---------- Excerpted records
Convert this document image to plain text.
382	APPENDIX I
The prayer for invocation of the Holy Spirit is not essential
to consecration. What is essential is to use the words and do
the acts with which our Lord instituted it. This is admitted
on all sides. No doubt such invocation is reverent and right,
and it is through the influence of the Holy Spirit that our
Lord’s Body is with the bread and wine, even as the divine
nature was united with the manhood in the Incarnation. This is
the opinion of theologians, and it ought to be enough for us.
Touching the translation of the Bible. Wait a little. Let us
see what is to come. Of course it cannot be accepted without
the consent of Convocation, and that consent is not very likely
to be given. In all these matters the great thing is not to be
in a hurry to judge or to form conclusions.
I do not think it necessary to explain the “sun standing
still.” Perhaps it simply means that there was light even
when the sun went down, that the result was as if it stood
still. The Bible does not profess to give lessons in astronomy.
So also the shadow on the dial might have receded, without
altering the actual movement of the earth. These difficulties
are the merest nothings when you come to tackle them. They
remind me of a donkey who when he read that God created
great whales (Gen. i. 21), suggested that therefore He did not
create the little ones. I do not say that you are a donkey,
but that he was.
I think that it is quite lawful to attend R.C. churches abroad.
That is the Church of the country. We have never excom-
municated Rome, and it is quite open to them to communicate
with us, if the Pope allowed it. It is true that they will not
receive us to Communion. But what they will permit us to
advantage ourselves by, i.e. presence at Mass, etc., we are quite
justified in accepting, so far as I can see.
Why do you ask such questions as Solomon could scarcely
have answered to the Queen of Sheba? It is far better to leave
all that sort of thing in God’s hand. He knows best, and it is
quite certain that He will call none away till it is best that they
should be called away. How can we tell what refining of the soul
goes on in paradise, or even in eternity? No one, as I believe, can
--------------------
**Problem to work on:**
Find each line with the string "Lord" and copy it out.

**Written answer:**
the acts with which our Lord instituted it. This is admitted
Lord’s Body is with the bread and wine, even as the divine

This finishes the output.